WHAT YOU NEED TO DO ::
Leave the pictures out. Return all other data exactly.

[Data excerpts]

□ □ □ □ □ □ □

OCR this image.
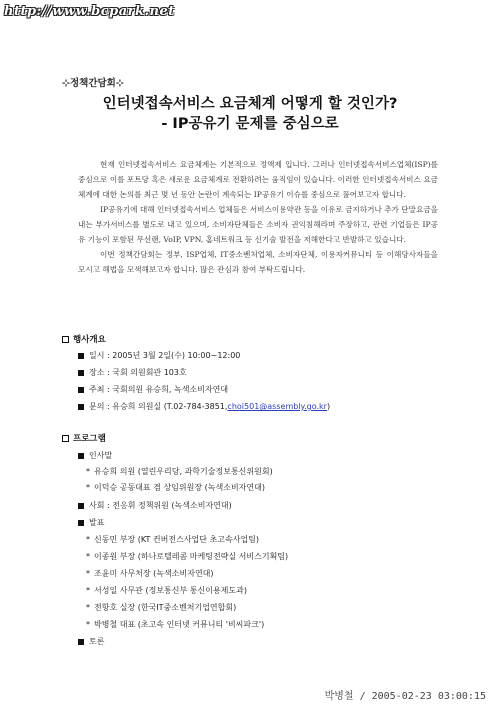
http://www.bcpark.net
⊹정책간담회⊹
인터넷접속서비스 요금체계 어떻게 할 것인가?
- IP공유기 문제를 중심으로

현재 인터넷접속서비스 요금체계는 기본적으로 정액제 입니다. 그러나 인터넷접속서비스업체(ISP)를 중심으로 이를 포트당 혹은 새로운 요금체계로 전환하려는 움직임이 있습니다. 이러한 인터넷접속서비스 요금체계에 대한 논의를 최근 몇 년 동안 논란이 계속되는 IP공유기 이슈를 중심으로 풀어보고자 합니다.

IP공유기에 대해 인터넷접속서비스 업체들은 서비스이용약관 등을 이유로 금지하거나 추가 단말요금을 내는 부가서비스를 별도로 내고 있으며, 소비자단체들은 소비자 권익침해라며 주장하고, 관련 기업들은 IP공유 기능이 포함된 무선랜, VoIP, VPN, 홈네트워크 등 신기술 발전을 저해한다고 반발하고 있습니다.

이번 정책간담회는 정부, ISP업체, IT중소벤처업체, 소비자단체, 이용자커뮤니티 등 이해당사자들을 모시고 해법을 모색해보고자 합니다. 많은 관심과 참여 부탁드립니다.

행사개요
일시 : 2005년 3월 2일(수) 10:00~12:00
장소 : 국회 의원회관 103호
주최 : 국회의원 유승희, 녹색소비자연대
문의 : 유승희 의원실 (T.02-784-3851, choi501@assembly.go.kr )
프로그램
인사말
* 유승희 의원 (열린우리당, 과학기술정보통신위원회)
* 이덕승 공동대표 겸 상임위원장 (녹색소비자연대)
사회 : 전응휘 정책위원 (녹색소비자연대)
발표
* 신동민 부장 (KT 컨버전스사업단 초고속사업팀)
* 이종원 부장 (하나로텔레콤 마케팅전략실 서비스기획팀)
* 조윤미 사무처장 (녹색소비자연대)
* 서성일 사무관 (정보통신부 통신이용제도과)
* 전항호 실장 (한국IT중소벤처기업연합회)
* 박병철 대표 (초고속 인터넷 커뮤니티 '비씨파크')
토론
박병철 / 2005-02-23 03:00:15
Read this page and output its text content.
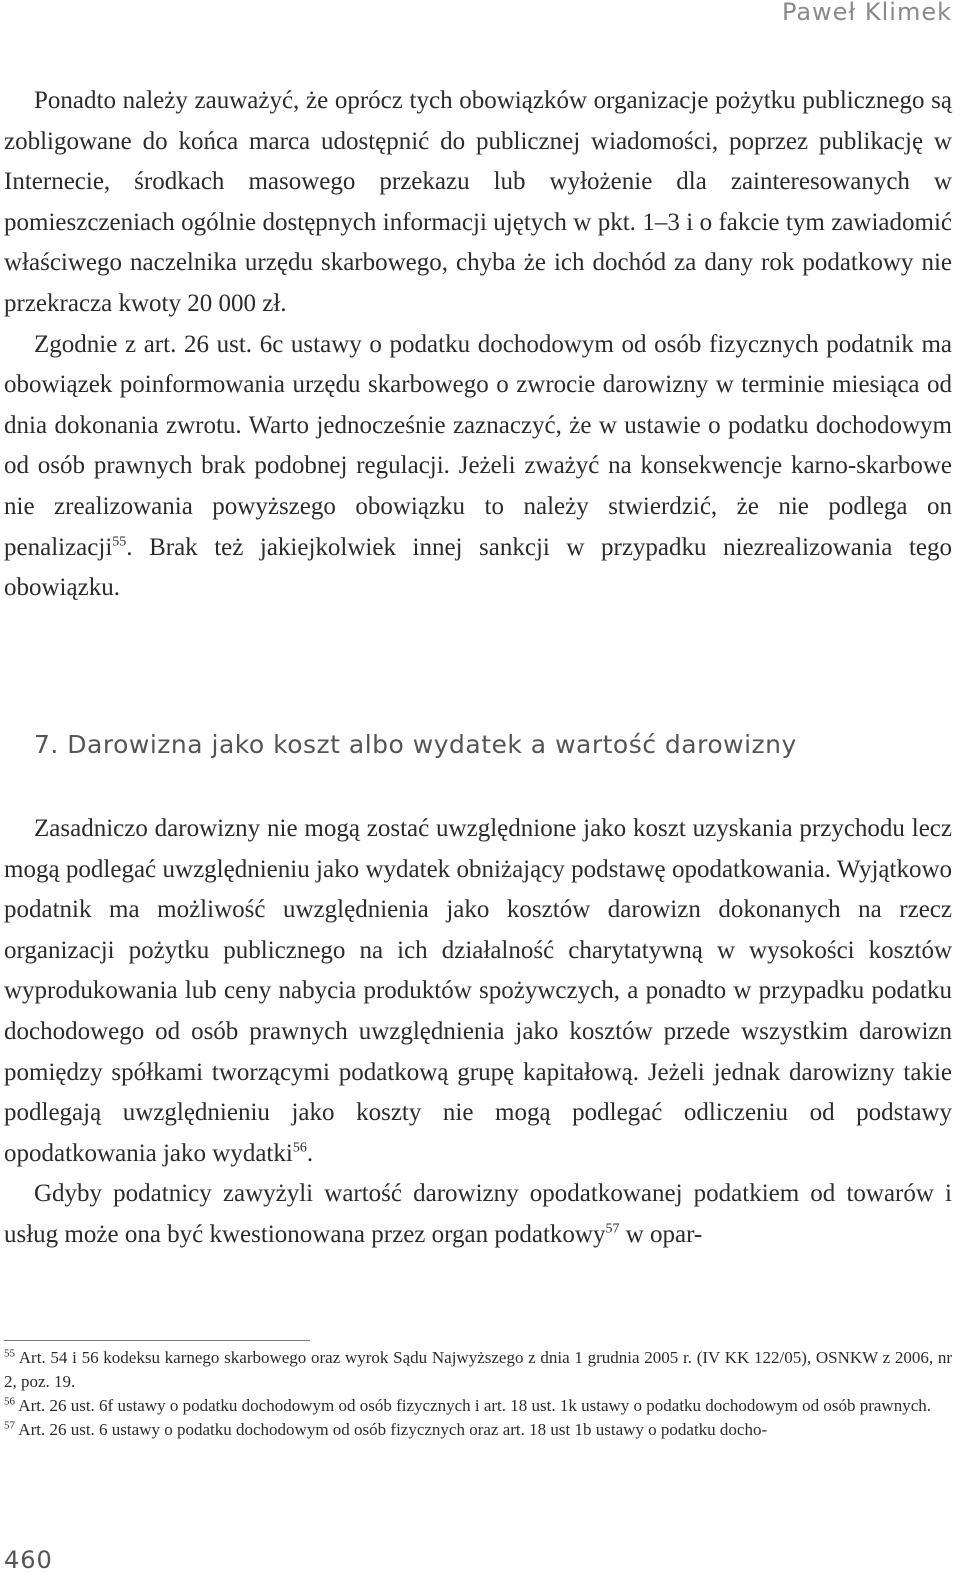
Paweł Klimek

Ponadto należy zauważyć, że oprócz tych obowiązków organizacje pożytku publicznego są zobligowane do końca marca udostępnić do publicznej wiadomości, poprzez publikację w Internecie, środkach masowego przekazu lub wyłożenie dla zainteresowanych w pomieszczeniach ogólnie dostępnych informacji ujętych w pkt. 1–3 i o fakcie tym zawiadomić właściwego naczelnika urzędu skarbowego, chyba że ich dochód za dany rok podatkowy nie przekracza kwoty 20 000 zł.

Zgodnie z art. 26 ust. 6c ustawy o podatku dochodowym od osób fizycznych podatnik ma obowiązek poinformowania urzędu skarbowego o zwrocie darowizny w terminie miesiąca od dnia dokonania zwrotu. Warto jednocześnie zaznaczyć, że w ustawie o podatku dochodowym od osób prawnych brak podobnej regulacji. Jeżeli zważyć na konsekwencje karno-skarbowe nie zrealizowania powyższego obowiązku to należy stwierdzić, że nie podlega on penalizacji$^{55}$. Brak też jakiejkolwiek innej sankcji w przypadku niezrealizowania tego obowiązku.

7. Darowizna jako koszt albo wydatek a wartość darowizny

Zasadniczo darowizny nie mogą zostać uwzględnione jako koszt uzyskania przychodu lecz mogą podlegać uwzględnieniu jako wydatek obniżający podstawę opodatkowania. Wyjątkowo podatnik ma możliwość uwzględnienia jako kosztów darowizn dokonanych na rzecz organizacji pożytku publicznego na ich działalność charytatywną w wysokości kosztów wyprodukowania lub ceny nabycia produktów spożywczych, a ponadto w przypadku podatku dochodowego od osób prawnych uwzględnienia jako kosztów przede wszystkim darowizn pomiędzy spółkami tworzącymi podatkową grupę kapitałową. Jeżeli jednak darowizny takie podlegają uwzględnieniu jako koszty nie mogą podlegać odliczeniu od podstawy opodatkowania jako wydatki$^{56}$.

Gdyby podatnicy zawyżyli wartość darowizny opodatkowanej podatkiem od towarów i usług może ona być kwestionowana przez organ podatkowy$^{57}$ w opar-

$^{55}$ Art. 54 i 56 kodeksu karnego skarbowego oraz wyrok Sądu Najwyższego z dnia 1 grudnia 2005 r. (IV KK 122/05), OSNKW z 2006, nr 2, poz. 19.

$^{56}$ Art. 26 ust. 6f ustawy o podatku dochodowym od osób fizycznych i art. 18 ust. 1k ustawy o podatku dochodowym od osób prawnych.

$^{57}$ Art. 26 ust. 6 ustawy o podatku dochodowym od osób fizycznych oraz art. 18 ust 1b ustawy o podatku docho-

460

□ □ □ □ □ □ □

ANSWER TO THIS TASK ::
OCR this image.
http://www.bcpark.net
⊹정책간담회⊹
인터넷접속서비스 요금체계 어떻게 할 것인가?
- IP공유기 문제를 중심으로

현재 인터넷접속서비스 요금체계는 기본적으로 정액제 입니다. 그러나 인터넷접속서비스업체(ISP)를 중심으로 이를 포트당 혹은 새로운 요금체계로 전환하려는 움직임이 있습니다. 이러한 인터넷접속서비스 요금체계에 대한 논의를 최근 몇 년 동안 논란이 계속되는 IP공유기 이슈를 중심으로 풀어보고자 합니다.

IP공유기에 대해 인터넷접속서비스 업체들은 서비스이용약관 등을 이유로 금지하거나 추가 단말요금을 내는 부가서비스를 별도로 내고 있으며, 소비자단체들은 소비자 권익침해라며 주장하고, 관련 기업들은 IP공유 기능이 포함된 무선랜, VoIP, VPN, 홈네트워크 등 신기술 발전을 저해한다고 반발하고 있습니다.

이번 정책간담회는 정부, ISP업체, IT중소벤처업체, 소비자단체, 이용자커뮤니티 등 이해당사자들을 모시고 해법을 모색해보고자 합니다. 많은 관심과 참여 부탁드립니다.

행사개요
일시 : 2005년 3월 2일(수) 10:00~12:00
장소 : 국회 의원회관 103호
주최 : 국회의원 유승희, 녹색소비자연대
문의 : 유승희 의원실 (T.02-784-3851, choi501@assembly.go.kr )
프로그램
인사말
* 유승희 의원 (열린우리당, 과학기술정보통신위원회)
* 이덕승 공동대표 겸 상임위원장 (녹색소비자연대)
사회 : 전응휘 정책위원 (녹색소비자연대)
발표
* 신동민 부장 (KT 컨버전스사업단 초고속사업팀)
* 이종원 부장 (하나로텔레콤 마케팅전략실 서비스기획팀)
* 조윤미 사무처장 (녹색소비자연대)
* 서성일 사무관 (정보통신부 통신이용제도과)
* 전항호 실장 (한국IT중소벤처기업연합회)
* 박병철 대표 (초고속 인터넷 커뮤니티 '비씨파크')
토론
박병철 / 2005-02-23 03:00:15
Read this page and output its text content.
Paweł Klimek

Ponadto należy zauważyć, że oprócz tych obowiązków organizacje pożytku publicznego są zobligowane do końca marca udostępnić do publicznej wiadomości, poprzez publikację w Internecie, środkach masowego przekazu lub wyłożenie dla zainteresowanych w pomieszczeniach ogólnie dostępnych informacji ujętych w pkt. 1–3 i o fakcie tym zawiadomić właściwego naczelnika urzędu skarbowego, chyba że ich dochód za dany rok podatkowy nie przekracza kwoty 20 000 zł.

Zgodnie z art. 26 ust. 6c ustawy o podatku dochodowym od osób fizycznych podatnik ma obowiązek poinformowania urzędu skarbowego o zwrocie darowizny w terminie miesiąca od dnia dokonania zwrotu. Warto jednocześnie zaznaczyć, że w ustawie o podatku dochodowym od osób prawnych brak podobnej regulacji. Jeżeli zważyć na konsekwencje karno-skarbowe nie zrealizowania powyższego obowiązku to należy stwierdzić, że nie podlega on penalizacji$^{55}$. Brak też jakiejkolwiek innej sankcji w przypadku niezrealizowania tego obowiązku.

7. Darowizna jako koszt albo wydatek a wartość darowizny

Zasadniczo darowizny nie mogą zostać uwzględnione jako koszt uzyskania przychodu lecz mogą podlegać uwzględnieniu jako wydatek obniżający podstawę opodatkowania. Wyjątkowo podatnik ma możliwość uwzględnienia jako kosztów darowizn dokonanych na rzecz organizacji pożytku publicznego na ich działalność charytatywną w wysokości kosztów wyprodukowania lub ceny nabycia produktów spożywczych, a ponadto w przypadku podatku dochodowego od osób prawnych uwzględnienia jako kosztów przede wszystkim darowizn pomiędzy spółkami tworzącymi podatkową grupę kapitałową. Jeżeli jednak darowizny takie podlegają uwzględnieniu jako koszty nie mogą podlegać odliczeniu od podstawy opodatkowania jako wydatki$^{56}$.

Gdyby podatnicy zawyżyli wartość darowizny opodatkowanej podatkiem od towarów i usług może ona być kwestionowana przez organ podatkowy$^{57}$ w opar-

$^{55}$ Art. 54 i 56 kodeksu karnego skarbowego oraz wyrok Sądu Najwyższego z dnia 1 grudnia 2005 r. (IV KK 122/05), OSNKW z 2006, nr 2, poz. 19.

$^{56}$ Art. 26 ust. 6f ustawy o podatku dochodowym od osób fizycznych i art. 18 ust. 1k ustawy o podatku dochodowym od osób prawnych.

$^{57}$ Art. 26 ust. 6 ustawy o podatku dochodowym od osób fizycznych oraz art. 18 ust 1b ustawy o podatku docho-

460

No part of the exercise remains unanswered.